§ Required work
Write out, precisely and in full, each line of the material.
'''
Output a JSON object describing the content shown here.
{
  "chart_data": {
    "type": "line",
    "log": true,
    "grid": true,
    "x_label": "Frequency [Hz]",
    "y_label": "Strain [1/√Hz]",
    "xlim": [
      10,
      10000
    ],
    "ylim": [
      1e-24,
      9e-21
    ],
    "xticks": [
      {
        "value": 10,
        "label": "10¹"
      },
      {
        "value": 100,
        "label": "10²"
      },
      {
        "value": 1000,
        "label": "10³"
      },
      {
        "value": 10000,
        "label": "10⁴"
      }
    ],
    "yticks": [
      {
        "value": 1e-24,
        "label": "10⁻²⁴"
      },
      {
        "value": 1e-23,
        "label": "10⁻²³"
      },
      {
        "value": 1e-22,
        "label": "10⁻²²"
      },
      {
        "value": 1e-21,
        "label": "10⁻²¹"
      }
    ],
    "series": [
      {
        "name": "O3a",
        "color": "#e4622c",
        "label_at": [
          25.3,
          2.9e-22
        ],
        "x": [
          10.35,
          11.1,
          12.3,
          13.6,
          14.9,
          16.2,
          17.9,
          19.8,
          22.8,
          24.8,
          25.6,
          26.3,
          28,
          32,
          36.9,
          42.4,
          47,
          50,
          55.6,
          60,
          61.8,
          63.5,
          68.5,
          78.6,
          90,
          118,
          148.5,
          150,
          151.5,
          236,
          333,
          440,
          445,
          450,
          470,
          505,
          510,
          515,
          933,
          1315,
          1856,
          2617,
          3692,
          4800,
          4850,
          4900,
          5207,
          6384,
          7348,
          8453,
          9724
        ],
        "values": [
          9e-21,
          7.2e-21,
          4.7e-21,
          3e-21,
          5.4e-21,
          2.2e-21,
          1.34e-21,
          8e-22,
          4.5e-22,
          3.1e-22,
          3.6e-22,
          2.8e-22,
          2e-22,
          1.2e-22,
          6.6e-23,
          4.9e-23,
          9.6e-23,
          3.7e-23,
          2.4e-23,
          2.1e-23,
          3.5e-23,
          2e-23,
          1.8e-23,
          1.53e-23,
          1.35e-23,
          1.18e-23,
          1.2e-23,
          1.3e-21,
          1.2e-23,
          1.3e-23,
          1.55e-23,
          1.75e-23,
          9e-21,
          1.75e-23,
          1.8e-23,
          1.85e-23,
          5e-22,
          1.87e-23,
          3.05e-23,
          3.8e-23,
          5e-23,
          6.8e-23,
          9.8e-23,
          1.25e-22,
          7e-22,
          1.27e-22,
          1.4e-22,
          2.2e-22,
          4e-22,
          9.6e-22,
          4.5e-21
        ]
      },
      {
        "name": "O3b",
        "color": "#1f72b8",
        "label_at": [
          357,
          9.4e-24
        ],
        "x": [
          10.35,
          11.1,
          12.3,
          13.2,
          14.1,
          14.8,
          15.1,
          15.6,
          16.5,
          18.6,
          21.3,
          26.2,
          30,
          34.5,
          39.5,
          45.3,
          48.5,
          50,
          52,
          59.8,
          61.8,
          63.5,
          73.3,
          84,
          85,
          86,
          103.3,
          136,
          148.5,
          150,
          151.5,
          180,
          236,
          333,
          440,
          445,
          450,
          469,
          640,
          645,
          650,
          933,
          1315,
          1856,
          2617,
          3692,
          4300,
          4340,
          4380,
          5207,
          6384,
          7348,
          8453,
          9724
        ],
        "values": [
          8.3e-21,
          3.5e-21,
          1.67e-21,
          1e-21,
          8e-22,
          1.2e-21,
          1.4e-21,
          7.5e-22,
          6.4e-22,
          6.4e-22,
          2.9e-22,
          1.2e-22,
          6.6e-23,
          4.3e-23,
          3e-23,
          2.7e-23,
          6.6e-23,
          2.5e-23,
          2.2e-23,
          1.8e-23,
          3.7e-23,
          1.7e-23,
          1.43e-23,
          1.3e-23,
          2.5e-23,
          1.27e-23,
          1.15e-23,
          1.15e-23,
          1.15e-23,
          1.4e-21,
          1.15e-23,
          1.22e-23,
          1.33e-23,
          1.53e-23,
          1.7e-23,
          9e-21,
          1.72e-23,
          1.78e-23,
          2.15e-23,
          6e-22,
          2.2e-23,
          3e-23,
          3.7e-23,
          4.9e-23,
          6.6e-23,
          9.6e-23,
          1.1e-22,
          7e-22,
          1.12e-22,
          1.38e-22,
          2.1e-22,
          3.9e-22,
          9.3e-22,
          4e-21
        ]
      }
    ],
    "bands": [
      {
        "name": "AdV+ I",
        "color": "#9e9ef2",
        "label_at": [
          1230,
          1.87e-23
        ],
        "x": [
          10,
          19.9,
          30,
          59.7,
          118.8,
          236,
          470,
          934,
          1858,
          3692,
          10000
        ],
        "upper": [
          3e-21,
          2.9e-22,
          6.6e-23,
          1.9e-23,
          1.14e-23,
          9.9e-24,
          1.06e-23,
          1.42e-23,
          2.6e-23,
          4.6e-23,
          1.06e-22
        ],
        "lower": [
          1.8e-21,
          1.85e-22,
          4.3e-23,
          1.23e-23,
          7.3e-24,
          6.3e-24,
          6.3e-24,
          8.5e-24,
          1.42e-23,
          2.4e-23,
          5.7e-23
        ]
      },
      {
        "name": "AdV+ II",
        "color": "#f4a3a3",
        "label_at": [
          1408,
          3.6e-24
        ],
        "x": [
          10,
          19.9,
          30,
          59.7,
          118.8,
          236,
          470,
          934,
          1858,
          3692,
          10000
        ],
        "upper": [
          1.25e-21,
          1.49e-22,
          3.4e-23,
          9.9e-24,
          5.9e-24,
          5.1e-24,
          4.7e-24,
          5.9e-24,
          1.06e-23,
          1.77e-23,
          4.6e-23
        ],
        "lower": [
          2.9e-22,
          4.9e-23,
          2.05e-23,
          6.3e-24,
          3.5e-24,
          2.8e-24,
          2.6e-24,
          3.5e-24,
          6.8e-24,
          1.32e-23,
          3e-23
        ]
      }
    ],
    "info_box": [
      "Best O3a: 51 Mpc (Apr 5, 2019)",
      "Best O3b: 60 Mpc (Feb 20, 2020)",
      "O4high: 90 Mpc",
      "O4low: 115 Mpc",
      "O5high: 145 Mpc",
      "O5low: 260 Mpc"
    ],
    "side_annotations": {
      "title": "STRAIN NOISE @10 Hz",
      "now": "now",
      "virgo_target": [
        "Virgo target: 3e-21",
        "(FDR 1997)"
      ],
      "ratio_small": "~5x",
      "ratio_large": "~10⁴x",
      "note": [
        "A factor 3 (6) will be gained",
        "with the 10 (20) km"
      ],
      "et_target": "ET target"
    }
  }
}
'''
§ Solution to this task
Output a JSON object describing the content shown here.
{
  "chart_data": {
    "type": "line",
    "log": true,
    "grid": true,
    "x_label": "Frequency [Hz]",
    "y_label": "Strain [1/√Hz]",
    "xlim": [
      10,
      10000
    ],
    "ylim": [
      1e-24,
      9e-21
    ],
    "xticks": [
      {
        "value": 10,
        "label": "10¹"
      },
      {
        "value": 100,
        "label": "10²"
      },
      {
        "value": 1000,
        "label": "10³"
      },
      {
        "value": 10000,
        "label": "10⁴"
      }
    ],
    "yticks": [
      {
        "value": 1e-24,
        "label": "10⁻²⁴"
      },
      {
        "value": 1e-23,
        "label": "10⁻²³"
      },
      {
        "value": 1e-22,
        "label": "10⁻²²"
      },
      {
        "value": 1e-21,
        "label": "10⁻²¹"
      }
    ],
    "series": [
      {
        "name": "O3a",
        "color": "#e4622c",
        "label_at": [
          25.3,
          2.9e-22
        ],
        "x": [
          10.35,
          11.1,
          12.3,
          13.6,
          14.9,
          16.2,
          17.9,
          19.8,
          22.8,
          24.8,
          25.6,
          26.3,
          28,
          32,
          36.9,
          42.4,
          47,
          50,
          55.6,
          60,
          61.8,
          63.5,
          68.5,
          78.6,
          90,
          118,
          148.5,
          150,
          151.5,
          236,
          333,
          440,
          445,
          450,
          470,
          505,
          510,
          515,
          933,
          1315,
          1856,
          2617,
          3692,
          4800,
          4850,
          4900,
          5207,
          6384,
          7348,
          8453,
          9724
        ],
        "values": [
          9e-21,
          7.2e-21,
          4.7e-21,
          3e-21,
          5.4e-21,
          2.2e-21,
          1.34e-21,
          8e-22,
          4.5e-22,
          3.1e-22,
          3.6e-22,
          2.8e-22,
          2e-22,
          1.2e-22,
          6.6e-23,
          4.9e-23,
          9.6e-23,
          3.7e-23,
          2.4e-23,
          2.1e-23,
          3.5e-23,
          2e-23,
          1.8e-23,
          1.53e-23,
          1.35e-23,
          1.18e-23,
          1.2e-23,
          1.3e-21,
          1.2e-23,
          1.3e-23,
          1.55e-23,
          1.75e-23,
          9e-21,
          1.75e-23,
          1.8e-23,
          1.85e-23,
          5e-22,
          1.87e-23,
          3.05e-23,
          3.8e-23,
          5e-23,
          6.8e-23,
          9.8e-23,
          1.25e-22,
          7e-22,
          1.27e-22,
          1.4e-22,
          2.2e-22,
          4e-22,
          9.6e-22,
          4.5e-21
        ]
      },
      {
        "name": "O3b",
        "color": "#1f72b8",
        "label_at": [
          357,
          9.4e-24
        ],
        "x": [
          10.35,
          11.1,
          12.3,
          13.2,
          14.1,
          14.8,
          15.1,
          15.6,
          16.5,
          18.6,
          21.3,
          26.2,
          30,
          34.5,
          39.5,
          45.3,
          48.5,
          50,
          52,
          59.8,
          61.8,
          63.5,
          73.3,
          84,
          85,
          86,
          103.3,
          136,
          148.5,
          150,
          151.5,
          180,
          236,
          333,
          440,
          445,
          450,
          469,
          640,
          645,
          650,
          933,
          1315,
          1856,
          2617,
          3692,
          4300,
          4340,
          4380,
          5207,
          6384,
          7348,
          8453,
          9724
        ],
        "values": [
          8.3e-21,
          3.5e-21,
          1.67e-21,
          1e-21,
          8e-22,
          1.2e-21,
          1.4e-21,
          7.5e-22,
          6.4e-22,
          6.4e-22,
          2.9e-22,
          1.2e-22,
          6.6e-23,
          4.3e-23,
          3e-23,
          2.7e-23,
          6.6e-23,
          2.5e-23,
          2.2e-23,
          1.8e-23,
          3.7e-23,
          1.7e-23,
          1.43e-23,
          1.3e-23,
          2.5e-23,
          1.27e-23,
          1.15e-23,
          1.15e-23,
          1.15e-23,
          1.4e-21,
          1.15e-23,
          1.22e-23,
          1.33e-23,
          1.53e-23,
          1.7e-23,
          9e-21,
          1.72e-23,
          1.78e-23,
          2.15e-23,
          6e-22,
          2.2e-23,
          3e-23,
          3.7e-23,
          4.9e-23,
          6.6e-23,
          9.6e-23,
          1.1e-22,
          7e-22,
          1.12e-22,
          1.38e-22,
          2.1e-22,
          3.9e-22,
          9.3e-22,
          4e-21
        ]
      }
    ],
    "bands": [
      {
        "name": "AdV+ I",
        "color": "#9e9ef2",
        "label_at": [
          1230,
          1.87e-23
        ],
        "x": [
          10,
          19.9,
          30,
          59.7,
          118.8,
          236,
          470,
          934,
          1858,
          3692,
          10000
        ],
        "upper": [
          3e-21,
          2.9e-22,
          6.6e-23,
          1.9e-23,
          1.14e-23,
          9.9e-24,
          1.06e-23,
          1.42e-23,
          2.6e-23,
          4.6e-23,
          1.06e-22
        ],
        "lower": [
          1.8e-21,
          1.85e-22,
          4.3e-23,
          1.23e-23,
          7.3e-24,
          6.3e-24,
          6.3e-24,
          8.5e-24,
          1.42e-23,
          2.4e-23,
          5.7e-23
        ]
      },
      {
        "name": "AdV+ II",
        "color": "#f4a3a3",
        "label_at": [
          1408,
          3.6e-24
        ],
        "x": [
          10,
          19.9,
          30,
          59.7,
          118.8,
          236,
          470,
          934,
          1858,
          3692,
          10000
        ],
        "upper": [
          1.25e-21,
          1.49e-22,
          3.4e-23,
          9.9e-24,
          5.9e-24,
          5.1e-24,
          4.7e-24,
          5.9e-24,
          1.06e-23,
          1.77e-23,
          4.6e-23
        ],
        "lower": [
          2.9e-22,
          4.9e-23,
          2.05e-23,
          6.3e-24,
          3.5e-24,
          2.8e-24,
          2.6e-24,
          3.5e-24,
          6.8e-24,
          1.32e-23,
          3e-23
        ]
      }
    ],
    "info_box": [
      "Best O3a: 51 Mpc (Apr 5, 2019)",
      "Best O3b: 60 Mpc (Feb 20, 2020)",
      "O4high: 90 Mpc",
      "O4low: 115 Mpc",
      "O5high: 145 Mpc",
      "O5low: 260 Mpc"
    ],
    "side_annotations": {
      "title": "STRAIN NOISE @10 Hz",
      "now": "now",
      "virgo_target": [
        "Virgo target: 3e-21",
        "(FDR 1997)"
      ],
      "ratio_small": "~5x",
      "ratio_large": "~10⁴x",
      "note": [
        "A factor 3 (6) will be gained",
        "with the 10 (20) km"
      ],
      "et_target": "ET target"
    }
  }
}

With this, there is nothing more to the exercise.